----- Supplied information -----
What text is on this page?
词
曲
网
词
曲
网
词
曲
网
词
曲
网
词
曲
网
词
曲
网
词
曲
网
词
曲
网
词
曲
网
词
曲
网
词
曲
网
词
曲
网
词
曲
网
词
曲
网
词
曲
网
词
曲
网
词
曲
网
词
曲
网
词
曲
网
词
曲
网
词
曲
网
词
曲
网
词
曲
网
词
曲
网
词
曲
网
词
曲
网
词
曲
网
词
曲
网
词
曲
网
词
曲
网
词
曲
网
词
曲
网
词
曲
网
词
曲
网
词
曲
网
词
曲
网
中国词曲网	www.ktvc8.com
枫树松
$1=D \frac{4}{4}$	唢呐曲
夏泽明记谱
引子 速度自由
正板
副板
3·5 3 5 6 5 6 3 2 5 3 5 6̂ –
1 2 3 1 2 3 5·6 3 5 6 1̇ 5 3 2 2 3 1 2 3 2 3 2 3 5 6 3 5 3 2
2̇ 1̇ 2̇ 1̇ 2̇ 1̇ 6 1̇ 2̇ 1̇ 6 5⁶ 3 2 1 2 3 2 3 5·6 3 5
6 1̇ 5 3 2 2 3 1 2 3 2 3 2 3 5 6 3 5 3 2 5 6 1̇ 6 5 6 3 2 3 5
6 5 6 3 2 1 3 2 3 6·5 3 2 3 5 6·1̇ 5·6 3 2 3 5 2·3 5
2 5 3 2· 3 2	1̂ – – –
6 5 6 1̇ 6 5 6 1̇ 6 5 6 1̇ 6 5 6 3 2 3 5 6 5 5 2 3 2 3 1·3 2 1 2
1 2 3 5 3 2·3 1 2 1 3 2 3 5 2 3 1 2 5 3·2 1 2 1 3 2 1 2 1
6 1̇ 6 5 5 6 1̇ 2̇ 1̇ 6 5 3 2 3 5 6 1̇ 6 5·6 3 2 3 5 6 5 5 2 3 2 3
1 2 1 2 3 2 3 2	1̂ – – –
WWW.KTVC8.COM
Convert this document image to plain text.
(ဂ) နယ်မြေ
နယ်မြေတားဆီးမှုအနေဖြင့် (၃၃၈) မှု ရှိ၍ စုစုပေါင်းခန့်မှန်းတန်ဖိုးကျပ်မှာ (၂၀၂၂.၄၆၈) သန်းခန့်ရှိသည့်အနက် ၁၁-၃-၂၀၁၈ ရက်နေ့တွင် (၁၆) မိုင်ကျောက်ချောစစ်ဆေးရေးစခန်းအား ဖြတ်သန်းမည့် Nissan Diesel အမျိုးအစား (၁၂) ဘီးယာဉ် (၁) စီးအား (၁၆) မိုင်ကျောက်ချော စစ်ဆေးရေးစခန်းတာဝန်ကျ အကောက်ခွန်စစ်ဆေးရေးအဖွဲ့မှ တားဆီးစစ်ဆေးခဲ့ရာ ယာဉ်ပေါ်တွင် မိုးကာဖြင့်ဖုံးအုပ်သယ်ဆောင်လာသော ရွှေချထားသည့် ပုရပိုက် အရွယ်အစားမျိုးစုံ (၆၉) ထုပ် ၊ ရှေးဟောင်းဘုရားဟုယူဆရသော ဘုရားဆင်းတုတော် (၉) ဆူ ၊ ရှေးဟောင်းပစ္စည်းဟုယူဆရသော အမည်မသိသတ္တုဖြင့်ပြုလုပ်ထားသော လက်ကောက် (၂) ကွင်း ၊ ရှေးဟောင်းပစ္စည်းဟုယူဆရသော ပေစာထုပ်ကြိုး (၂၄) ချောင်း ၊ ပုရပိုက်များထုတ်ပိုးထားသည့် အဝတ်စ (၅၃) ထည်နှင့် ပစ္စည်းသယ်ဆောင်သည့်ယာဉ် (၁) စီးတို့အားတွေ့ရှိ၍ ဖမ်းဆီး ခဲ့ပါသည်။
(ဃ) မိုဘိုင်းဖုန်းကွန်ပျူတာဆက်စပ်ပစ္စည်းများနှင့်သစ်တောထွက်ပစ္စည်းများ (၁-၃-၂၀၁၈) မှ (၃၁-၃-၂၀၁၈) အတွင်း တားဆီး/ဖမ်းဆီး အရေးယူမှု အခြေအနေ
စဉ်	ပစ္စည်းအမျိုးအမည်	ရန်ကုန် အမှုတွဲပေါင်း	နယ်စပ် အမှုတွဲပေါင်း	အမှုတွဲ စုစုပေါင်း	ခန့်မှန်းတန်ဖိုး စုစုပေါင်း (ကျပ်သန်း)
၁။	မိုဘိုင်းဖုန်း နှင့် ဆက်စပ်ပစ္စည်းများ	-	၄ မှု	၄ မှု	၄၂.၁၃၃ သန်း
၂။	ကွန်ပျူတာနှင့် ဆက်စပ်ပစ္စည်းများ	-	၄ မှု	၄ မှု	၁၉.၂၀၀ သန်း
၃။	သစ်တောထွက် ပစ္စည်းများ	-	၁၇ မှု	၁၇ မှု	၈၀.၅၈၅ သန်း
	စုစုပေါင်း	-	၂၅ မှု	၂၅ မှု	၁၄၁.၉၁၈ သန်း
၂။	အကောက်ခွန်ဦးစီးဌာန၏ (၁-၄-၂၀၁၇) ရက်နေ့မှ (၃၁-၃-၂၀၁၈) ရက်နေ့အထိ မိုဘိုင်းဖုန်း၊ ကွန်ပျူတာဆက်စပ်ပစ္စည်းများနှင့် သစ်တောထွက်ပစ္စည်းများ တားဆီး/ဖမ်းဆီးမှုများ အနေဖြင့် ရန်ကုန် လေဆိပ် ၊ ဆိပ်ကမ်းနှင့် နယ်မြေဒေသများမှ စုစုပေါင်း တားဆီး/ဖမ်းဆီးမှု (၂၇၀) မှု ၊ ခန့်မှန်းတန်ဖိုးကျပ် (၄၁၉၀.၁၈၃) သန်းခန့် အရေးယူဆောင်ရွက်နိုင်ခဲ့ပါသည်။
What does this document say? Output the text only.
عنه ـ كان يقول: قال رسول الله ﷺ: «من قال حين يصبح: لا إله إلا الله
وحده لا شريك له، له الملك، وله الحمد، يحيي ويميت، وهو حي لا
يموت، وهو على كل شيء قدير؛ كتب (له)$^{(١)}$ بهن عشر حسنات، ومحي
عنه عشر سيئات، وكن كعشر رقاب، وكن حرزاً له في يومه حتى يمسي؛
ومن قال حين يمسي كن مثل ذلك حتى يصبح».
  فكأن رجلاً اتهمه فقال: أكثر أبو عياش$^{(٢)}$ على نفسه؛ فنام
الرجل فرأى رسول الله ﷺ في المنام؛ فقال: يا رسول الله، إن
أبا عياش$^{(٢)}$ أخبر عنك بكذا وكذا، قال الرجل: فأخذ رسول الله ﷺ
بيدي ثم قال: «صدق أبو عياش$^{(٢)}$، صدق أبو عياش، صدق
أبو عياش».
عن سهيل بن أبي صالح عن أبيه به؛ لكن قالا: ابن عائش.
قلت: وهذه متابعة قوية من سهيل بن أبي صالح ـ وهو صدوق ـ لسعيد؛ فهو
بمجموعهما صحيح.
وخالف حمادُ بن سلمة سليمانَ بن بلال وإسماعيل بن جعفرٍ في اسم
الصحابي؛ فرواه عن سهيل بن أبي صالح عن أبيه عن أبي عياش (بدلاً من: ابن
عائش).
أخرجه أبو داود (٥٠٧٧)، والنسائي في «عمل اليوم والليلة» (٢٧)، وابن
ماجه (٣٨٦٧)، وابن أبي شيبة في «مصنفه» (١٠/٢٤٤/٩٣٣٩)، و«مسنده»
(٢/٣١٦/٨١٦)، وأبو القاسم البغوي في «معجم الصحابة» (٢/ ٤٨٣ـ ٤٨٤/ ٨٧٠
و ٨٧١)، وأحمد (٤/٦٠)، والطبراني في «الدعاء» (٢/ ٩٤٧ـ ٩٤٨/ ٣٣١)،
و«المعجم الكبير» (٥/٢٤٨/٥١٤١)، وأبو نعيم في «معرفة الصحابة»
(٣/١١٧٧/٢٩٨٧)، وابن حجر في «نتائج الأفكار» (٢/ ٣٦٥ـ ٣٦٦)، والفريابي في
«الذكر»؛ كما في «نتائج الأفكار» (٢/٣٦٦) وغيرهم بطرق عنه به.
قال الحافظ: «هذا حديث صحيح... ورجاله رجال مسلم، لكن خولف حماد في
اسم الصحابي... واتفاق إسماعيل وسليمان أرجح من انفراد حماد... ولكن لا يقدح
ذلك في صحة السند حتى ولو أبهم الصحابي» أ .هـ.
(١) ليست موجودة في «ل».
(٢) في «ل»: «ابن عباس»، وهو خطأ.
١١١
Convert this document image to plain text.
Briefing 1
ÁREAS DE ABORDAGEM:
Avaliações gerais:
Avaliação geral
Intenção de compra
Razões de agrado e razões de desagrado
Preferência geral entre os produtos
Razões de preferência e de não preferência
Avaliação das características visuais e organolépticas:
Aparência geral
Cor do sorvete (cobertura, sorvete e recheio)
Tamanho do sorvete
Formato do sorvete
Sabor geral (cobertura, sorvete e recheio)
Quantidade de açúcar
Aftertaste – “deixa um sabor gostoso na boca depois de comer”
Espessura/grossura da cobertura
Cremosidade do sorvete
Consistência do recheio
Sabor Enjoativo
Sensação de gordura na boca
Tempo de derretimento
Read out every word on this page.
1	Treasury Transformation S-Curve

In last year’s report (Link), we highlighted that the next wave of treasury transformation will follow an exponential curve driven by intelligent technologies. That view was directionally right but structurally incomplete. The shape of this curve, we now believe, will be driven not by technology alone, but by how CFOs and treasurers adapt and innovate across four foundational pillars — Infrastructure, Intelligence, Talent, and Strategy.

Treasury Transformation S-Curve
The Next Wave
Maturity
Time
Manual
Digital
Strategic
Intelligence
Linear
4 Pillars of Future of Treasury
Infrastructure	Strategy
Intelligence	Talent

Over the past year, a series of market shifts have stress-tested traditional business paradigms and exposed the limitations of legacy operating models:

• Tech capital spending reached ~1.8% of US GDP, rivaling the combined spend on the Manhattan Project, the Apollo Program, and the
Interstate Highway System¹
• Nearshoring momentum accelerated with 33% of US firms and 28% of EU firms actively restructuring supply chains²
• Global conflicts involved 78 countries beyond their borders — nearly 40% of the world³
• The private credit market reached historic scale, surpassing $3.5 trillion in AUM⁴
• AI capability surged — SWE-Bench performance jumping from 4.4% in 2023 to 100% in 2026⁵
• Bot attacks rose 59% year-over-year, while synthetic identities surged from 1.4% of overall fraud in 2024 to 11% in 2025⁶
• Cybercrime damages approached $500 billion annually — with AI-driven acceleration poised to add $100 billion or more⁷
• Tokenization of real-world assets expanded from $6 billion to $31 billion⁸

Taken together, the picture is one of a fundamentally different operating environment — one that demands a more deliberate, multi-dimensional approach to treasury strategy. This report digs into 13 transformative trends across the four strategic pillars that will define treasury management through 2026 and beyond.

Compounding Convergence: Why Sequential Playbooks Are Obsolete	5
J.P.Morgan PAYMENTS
-----
Written task → Look through the listing and extract every line with "يمسي" in it.

Answer in full →
عنه عشر سيئات، وكن كعشر رقاب، وكن حرزاً له في يومه حتى يمسي؛
ومن قال حين يمسي كن مثل ذلك حتى يصبح».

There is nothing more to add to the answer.